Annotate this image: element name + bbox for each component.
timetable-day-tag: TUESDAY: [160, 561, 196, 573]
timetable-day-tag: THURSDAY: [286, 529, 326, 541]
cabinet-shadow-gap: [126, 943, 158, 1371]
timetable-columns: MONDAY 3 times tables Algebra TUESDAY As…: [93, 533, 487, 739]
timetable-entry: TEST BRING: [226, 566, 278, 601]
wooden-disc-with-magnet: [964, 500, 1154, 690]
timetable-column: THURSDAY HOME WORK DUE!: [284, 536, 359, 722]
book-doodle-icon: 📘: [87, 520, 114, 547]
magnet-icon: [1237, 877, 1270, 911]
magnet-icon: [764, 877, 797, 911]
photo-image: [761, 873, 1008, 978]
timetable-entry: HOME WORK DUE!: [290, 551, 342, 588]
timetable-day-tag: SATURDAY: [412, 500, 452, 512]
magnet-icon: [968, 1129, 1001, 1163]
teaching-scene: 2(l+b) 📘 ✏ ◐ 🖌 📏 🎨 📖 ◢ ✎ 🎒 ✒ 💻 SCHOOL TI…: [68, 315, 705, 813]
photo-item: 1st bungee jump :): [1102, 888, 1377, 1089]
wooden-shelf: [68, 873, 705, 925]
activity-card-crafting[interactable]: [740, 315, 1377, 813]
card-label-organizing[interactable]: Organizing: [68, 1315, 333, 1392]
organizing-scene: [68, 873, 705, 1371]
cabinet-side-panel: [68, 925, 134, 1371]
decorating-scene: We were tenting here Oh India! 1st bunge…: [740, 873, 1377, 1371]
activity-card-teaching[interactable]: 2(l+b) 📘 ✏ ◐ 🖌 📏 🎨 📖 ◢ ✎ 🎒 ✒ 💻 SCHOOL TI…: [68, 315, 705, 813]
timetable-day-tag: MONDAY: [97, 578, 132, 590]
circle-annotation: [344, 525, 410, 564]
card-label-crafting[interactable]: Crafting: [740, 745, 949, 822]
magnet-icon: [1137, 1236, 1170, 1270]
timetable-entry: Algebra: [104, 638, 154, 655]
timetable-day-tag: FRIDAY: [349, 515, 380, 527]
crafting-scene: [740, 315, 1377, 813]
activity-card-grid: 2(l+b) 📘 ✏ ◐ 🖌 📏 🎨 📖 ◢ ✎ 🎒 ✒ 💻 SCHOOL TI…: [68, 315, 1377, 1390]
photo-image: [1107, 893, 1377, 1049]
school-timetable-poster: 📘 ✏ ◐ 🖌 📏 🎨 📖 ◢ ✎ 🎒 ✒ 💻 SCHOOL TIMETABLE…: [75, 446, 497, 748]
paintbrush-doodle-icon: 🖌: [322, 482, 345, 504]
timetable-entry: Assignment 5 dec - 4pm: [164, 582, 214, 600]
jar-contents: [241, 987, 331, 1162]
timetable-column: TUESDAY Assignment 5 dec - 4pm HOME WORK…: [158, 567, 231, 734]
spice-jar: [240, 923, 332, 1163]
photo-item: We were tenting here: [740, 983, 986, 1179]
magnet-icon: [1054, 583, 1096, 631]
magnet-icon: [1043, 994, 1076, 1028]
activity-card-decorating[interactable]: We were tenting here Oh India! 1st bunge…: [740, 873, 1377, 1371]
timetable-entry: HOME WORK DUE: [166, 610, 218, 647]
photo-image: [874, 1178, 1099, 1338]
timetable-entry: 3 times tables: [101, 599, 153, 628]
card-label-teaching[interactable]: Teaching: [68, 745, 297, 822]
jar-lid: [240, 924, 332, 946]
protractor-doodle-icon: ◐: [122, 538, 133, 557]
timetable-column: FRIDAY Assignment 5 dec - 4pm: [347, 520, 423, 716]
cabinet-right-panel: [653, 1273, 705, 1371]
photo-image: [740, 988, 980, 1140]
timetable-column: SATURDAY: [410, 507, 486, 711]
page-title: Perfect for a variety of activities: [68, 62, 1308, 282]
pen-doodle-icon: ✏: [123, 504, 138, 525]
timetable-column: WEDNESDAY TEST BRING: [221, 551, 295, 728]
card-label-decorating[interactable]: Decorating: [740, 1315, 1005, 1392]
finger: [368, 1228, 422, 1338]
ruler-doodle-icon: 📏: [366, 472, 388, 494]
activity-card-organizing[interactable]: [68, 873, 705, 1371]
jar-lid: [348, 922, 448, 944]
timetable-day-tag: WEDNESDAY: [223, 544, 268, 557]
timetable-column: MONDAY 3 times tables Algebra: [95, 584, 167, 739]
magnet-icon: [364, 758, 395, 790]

*STATED GOAL*: Please reproduce the rows above, replacing "magnet-icon" with "magnet-marker" wherever it appears and leaving everything else unchanged.

*WORKED SOLUTION*:
Annotate this image: element name + bbox for each component.
timetable-day-tag: TUESDAY: [160, 561, 196, 573]
timetable-day-tag: THURSDAY: [286, 529, 326, 541]
cabinet-shadow-gap: [126, 943, 158, 1371]
timetable-columns: MONDAY 3 times tables Algebra TUESDAY As…: [93, 533, 487, 739]
timetable-entry: TEST BRING: [226, 566, 278, 601]
wooden-disc-with-magnet: [964, 500, 1154, 690]
timetable-column: THURSDAY HOME WORK DUE!: [284, 536, 359, 722]
book-doodle-icon: 📘: [87, 520, 114, 547]
magnet-marker: [1237, 877, 1270, 911]
magnet-marker: [764, 877, 797, 911]
photo-image: [761, 873, 1008, 978]
timetable-entry: HOME WORK DUE!: [290, 551, 342, 588]
timetable-day-tag: SATURDAY: [412, 500, 452, 512]
magnet-marker: [968, 1129, 1001, 1163]
teaching-scene: 2(l+b) 📘 ✏ ◐ 🖌 📏 🎨 📖 ◢ ✎ 🎒 ✒ 💻 SCHOOL TI…: [68, 315, 705, 813]
photo-item: 1st bungee jump :): [1102, 888, 1377, 1089]
wooden-shelf: [68, 873, 705, 925]
activity-card-crafting[interactable]: [740, 315, 1377, 813]
card-label-organizing[interactable]: Organizing: [68, 1315, 333, 1392]
organizing-scene: [68, 873, 705, 1371]
cabinet-side-panel: [68, 925, 134, 1371]
decorating-scene: We were tenting here Oh India! 1st bunge…: [740, 873, 1377, 1371]
activity-card-teaching[interactable]: 2(l+b) 📘 ✏ ◐ 🖌 📏 🎨 📖 ◢ ✎ 🎒 ✒ 💻 SCHOOL TI…: [68, 315, 705, 813]
timetable-day-tag: MONDAY: [97, 578, 132, 590]
circle-annotation: [344, 525, 410, 564]
card-label-crafting[interactable]: Crafting: [740, 745, 949, 822]
magnet-marker: [1137, 1236, 1170, 1270]
timetable-entry: Algebra: [104, 638, 154, 655]
timetable-day-tag: FRIDAY: [349, 515, 380, 527]
crafting-scene: [740, 315, 1377, 813]
activity-card-grid: 2(l+b) 📘 ✏ ◐ 🖌 📏 🎨 📖 ◢ ✎ 🎒 ✒ 💻 SCHOOL TI…: [68, 315, 1377, 1390]
photo-image: [1107, 893, 1377, 1049]
school-timetable-poster: 📘 ✏ ◐ 🖌 📏 🎨 📖 ◢ ✎ 🎒 ✒ 💻 SCHOOL TIMETABLE…: [75, 446, 497, 748]
paintbrush-doodle-icon: 🖌: [322, 482, 345, 504]
timetable-entry: Assignment 5 dec - 4pm: [164, 582, 214, 600]
jar-contents: [241, 987, 331, 1162]
timetable-column: TUESDAY Assignment 5 dec - 4pm HOME WORK…: [158, 567, 231, 734]
spice-jar: [240, 923, 332, 1163]
photo-item: We were tenting here: [740, 983, 986, 1179]
magnet-marker: [1054, 583, 1096, 631]
magnet-marker: [1043, 994, 1076, 1028]
activity-card-decorating[interactable]: We were tenting here Oh India! 1st bunge…: [740, 873, 1377, 1371]
timetable-entry: HOME WORK DUE: [166, 610, 218, 647]
photo-image: [874, 1178, 1099, 1338]
timetable-entry: 3 times tables: [101, 599, 153, 628]
card-label-teaching[interactable]: Teaching: [68, 745, 297, 822]
jar-lid: [240, 924, 332, 946]
protractor-doodle-icon: ◐: [122, 538, 133, 557]
timetable-column: FRIDAY Assignment 5 dec - 4pm: [347, 520, 423, 716]
cabinet-right-panel: [653, 1273, 705, 1371]
photo-image: [740, 988, 980, 1140]
timetable-column: SATURDAY: [410, 507, 486, 711]
page-title: Perfect for a variety of activities: [68, 62, 1308, 282]
pen-doodle-icon: ✏: [123, 504, 138, 525]
timetable-column: WEDNESDAY TEST BRING: [221, 551, 295, 728]
card-label-decorating[interactable]: Decorating: [740, 1315, 1005, 1392]
finger: [368, 1228, 422, 1338]
ruler-doodle-icon: 📏: [366, 472, 388, 494]
activity-card-organizing[interactable]: [68, 873, 705, 1371]
jar-lid: [348, 922, 448, 944]
timetable-day-tag: WEDNESDAY: [223, 544, 268, 557]
timetable-column: MONDAY 3 times tables Algebra: [95, 584, 167, 739]
magnet-marker: [364, 758, 395, 790]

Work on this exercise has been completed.